Data for this task:
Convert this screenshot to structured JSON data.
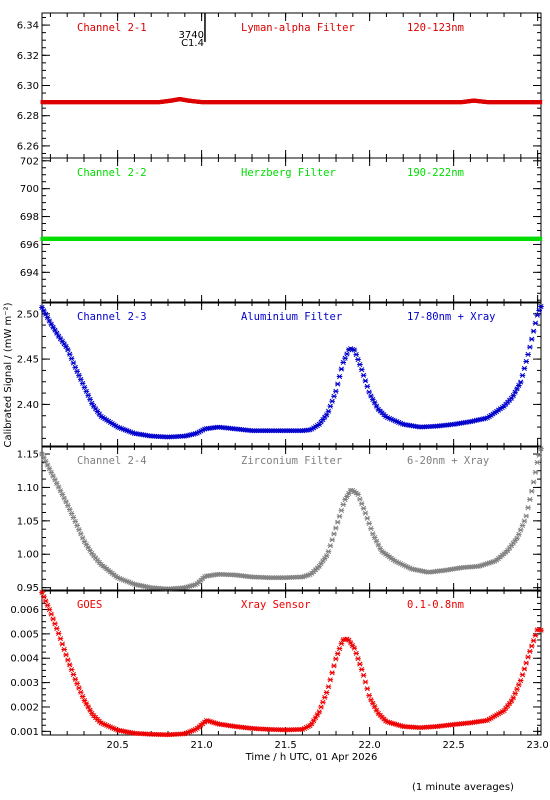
{
  "chart_data": {
    "type": "scatter",
    "xlabel": "Time / h UTC, 01 Apr 2026",
    "ylabel": "Calibrated Signal / (mW m⁻²)",
    "xlim": [
      20.05,
      23.02
    ],
    "xticks": [
      "20.5",
      "21.0",
      "21.5",
      "22.0",
      "22.5",
      "23.0"
    ],
    "xtick_values": [
      20.5,
      21.0,
      21.5,
      22.0,
      22.5,
      23.0
    ],
    "footnote": "(1 minute averages)",
    "flare_marker": {
      "x": 21.02,
      "label_top": "3740",
      "label_bottom": "C1.4"
    },
    "panels": [
      {
        "name": "Channel 2-1",
        "filter": "Lyman-alpha Filter",
        "band": "120-123nm",
        "color": "#dd0000",
        "ylim": [
          6.252,
          6.348
        ],
        "yticks": [
          "6.26",
          "6.28",
          "6.30",
          "6.32",
          "6.34"
        ],
        "ytick_values": [
          6.26,
          6.28,
          6.3,
          6.32,
          6.34
        ],
        "series": [
          [
            20.05,
            6.289
          ],
          [
            20.6,
            6.289
          ],
          [
            20.75,
            6.289
          ],
          [
            20.82,
            6.29
          ],
          [
            20.87,
            6.291
          ],
          [
            20.92,
            6.29
          ],
          [
            21.0,
            6.289
          ],
          [
            21.5,
            6.289
          ],
          [
            22.0,
            6.289
          ],
          [
            22.55,
            6.289
          ],
          [
            22.62,
            6.29
          ],
          [
            22.7,
            6.289
          ],
          [
            23.02,
            6.289
          ]
        ]
      },
      {
        "name": "Channel 2-2",
        "filter": "Herzberg Filter",
        "band": "190-222nm",
        "color": "#00dd00",
        "ylim": [
          691.8,
          702.2
        ],
        "yticks": [
          "694",
          "696",
          "698",
          "700",
          "702"
        ],
        "ytick_values": [
          694,
          696,
          698,
          700,
          702
        ],
        "series": [
          [
            20.05,
            696.4
          ],
          [
            20.5,
            696.4
          ],
          [
            21.0,
            696.4
          ],
          [
            21.5,
            696.4
          ],
          [
            22.0,
            696.4
          ],
          [
            22.5,
            696.4
          ],
          [
            23.02,
            696.4
          ]
        ]
      },
      {
        "name": "Channel 2-3",
        "filter": "Aluminium Filter",
        "band": "17-80nm + Xray",
        "color": "#0000cc",
        "ylim": [
          2.353,
          2.513
        ],
        "yticks": [
          "2.40",
          "2.45",
          "2.50"
        ],
        "ytick_values": [
          2.4,
          2.45,
          2.5
        ],
        "series": [
          [
            20.05,
            2.507
          ],
          [
            20.1,
            2.49
          ],
          [
            20.15,
            2.475
          ],
          [
            20.2,
            2.462
          ],
          [
            20.25,
            2.44
          ],
          [
            20.3,
            2.42
          ],
          [
            20.35,
            2.4
          ],
          [
            20.4,
            2.387
          ],
          [
            20.5,
            2.375
          ],
          [
            20.6,
            2.368
          ],
          [
            20.7,
            2.365
          ],
          [
            20.8,
            2.364
          ],
          [
            20.9,
            2.365
          ],
          [
            20.97,
            2.368
          ],
          [
            21.02,
            2.373
          ],
          [
            21.1,
            2.375
          ],
          [
            21.2,
            2.373
          ],
          [
            21.3,
            2.371
          ],
          [
            21.4,
            2.371
          ],
          [
            21.5,
            2.371
          ],
          [
            21.6,
            2.371
          ],
          [
            21.65,
            2.372
          ],
          [
            21.7,
            2.378
          ],
          [
            21.75,
            2.39
          ],
          [
            21.8,
            2.415
          ],
          [
            21.84,
            2.445
          ],
          [
            21.88,
            2.462
          ],
          [
            21.91,
            2.46
          ],
          [
            21.95,
            2.44
          ],
          [
            22.0,
            2.412
          ],
          [
            22.05,
            2.395
          ],
          [
            22.1,
            2.386
          ],
          [
            22.2,
            2.378
          ],
          [
            22.3,
            2.375
          ],
          [
            22.4,
            2.376
          ],
          [
            22.5,
            2.378
          ],
          [
            22.6,
            2.381
          ],
          [
            22.7,
            2.385
          ],
          [
            22.8,
            2.398
          ],
          [
            22.85,
            2.408
          ],
          [
            22.9,
            2.425
          ],
          [
            22.95,
            2.46
          ],
          [
            23.0,
            2.5
          ],
          [
            23.02,
            2.508
          ]
        ]
      },
      {
        "name": "Channel 2-4",
        "filter": "Zirconium Filter",
        "band": "6-20nm + Xray",
        "color": "#808080",
        "ylim": [
          0.945,
          1.162
        ],
        "yticks": [
          "0.95",
          "1.00",
          "1.05",
          "1.10",
          "1.15"
        ],
        "ytick_values": [
          0.95,
          1.0,
          1.05,
          1.1,
          1.15
        ],
        "series": [
          [
            20.05,
            1.15
          ],
          [
            20.1,
            1.125
          ],
          [
            20.15,
            1.1
          ],
          [
            20.2,
            1.075
          ],
          [
            20.25,
            1.048
          ],
          [
            20.3,
            1.02
          ],
          [
            20.35,
            1.0
          ],
          [
            20.4,
            0.985
          ],
          [
            20.5,
            0.965
          ],
          [
            20.6,
            0.955
          ],
          [
            20.7,
            0.95
          ],
          [
            20.8,
            0.948
          ],
          [
            20.9,
            0.95
          ],
          [
            20.97,
            0.955
          ],
          [
            21.02,
            0.967
          ],
          [
            21.1,
            0.97
          ],
          [
            21.2,
            0.969
          ],
          [
            21.3,
            0.966
          ],
          [
            21.4,
            0.965
          ],
          [
            21.5,
            0.965
          ],
          [
            21.6,
            0.966
          ],
          [
            21.65,
            0.97
          ],
          [
            21.7,
            0.982
          ],
          [
            21.75,
            1.0
          ],
          [
            21.8,
            1.04
          ],
          [
            21.85,
            1.08
          ],
          [
            21.89,
            1.097
          ],
          [
            21.93,
            1.09
          ],
          [
            21.97,
            1.065
          ],
          [
            22.02,
            1.03
          ],
          [
            22.07,
            1.005
          ],
          [
            22.15,
            0.99
          ],
          [
            22.25,
            0.978
          ],
          [
            22.35,
            0.973
          ],
          [
            22.45,
            0.976
          ],
          [
            22.55,
            0.98
          ],
          [
            22.65,
            0.982
          ],
          [
            22.75,
            0.99
          ],
          [
            22.82,
            1.005
          ],
          [
            22.88,
            1.025
          ],
          [
            22.93,
            1.055
          ],
          [
            22.97,
            1.1
          ],
          [
            23.0,
            1.14
          ],
          [
            23.02,
            1.158
          ]
        ]
      },
      {
        "name": "GOES",
        "filter": "Xray Sensor",
        "band": "0.1-0.8nm",
        "color": "#ee0000",
        "ylim": [
          0.00085,
          0.0068
        ],
        "yticks": [
          "0.001",
          "0.002",
          "0.003",
          "0.004",
          "0.005",
          "0.006"
        ],
        "ytick_values": [
          0.001,
          0.002,
          0.003,
          0.004,
          0.005,
          0.006
        ],
        "series": [
          [
            20.05,
            0.0067
          ],
          [
            20.1,
            0.0059
          ],
          [
            20.15,
            0.005
          ],
          [
            20.2,
            0.004
          ],
          [
            20.25,
            0.0031
          ],
          [
            20.3,
            0.0023
          ],
          [
            20.35,
            0.0017
          ],
          [
            20.4,
            0.00135
          ],
          [
            20.5,
            0.00105
          ],
          [
            20.6,
            0.00092
          ],
          [
            20.7,
            0.00088
          ],
          [
            20.8,
            0.00086
          ],
          [
            20.9,
            0.0009
          ],
          [
            20.97,
            0.0011
          ],
          [
            21.03,
            0.00145
          ],
          [
            21.1,
            0.0013
          ],
          [
            21.2,
            0.0012
          ],
          [
            21.3,
            0.00112
          ],
          [
            21.4,
            0.00108
          ],
          [
            21.5,
            0.00106
          ],
          [
            21.6,
            0.00108
          ],
          [
            21.65,
            0.00125
          ],
          [
            21.7,
            0.0018
          ],
          [
            21.75,
            0.0027
          ],
          [
            21.8,
            0.004
          ],
          [
            21.84,
            0.00475
          ],
          [
            21.87,
            0.0048
          ],
          [
            21.91,
            0.0044
          ],
          [
            21.96,
            0.0034
          ],
          [
            22.0,
            0.0024
          ],
          [
            22.05,
            0.00175
          ],
          [
            22.1,
            0.0014
          ],
          [
            22.2,
            0.0012
          ],
          [
            22.3,
            0.00115
          ],
          [
            22.4,
            0.0012
          ],
          [
            22.5,
            0.00128
          ],
          [
            22.6,
            0.00135
          ],
          [
            22.7,
            0.00145
          ],
          [
            22.8,
            0.00185
          ],
          [
            22.85,
            0.0023
          ],
          [
            22.9,
            0.0031
          ],
          [
            22.95,
            0.0042
          ],
          [
            23.0,
            0.0052
          ],
          [
            23.02,
            0.00515
          ]
        ]
      }
    ]
  }
}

Exercise task:
Of the lines in the material, how many hold the word "band"? Reply with the number only.

The completed task:
5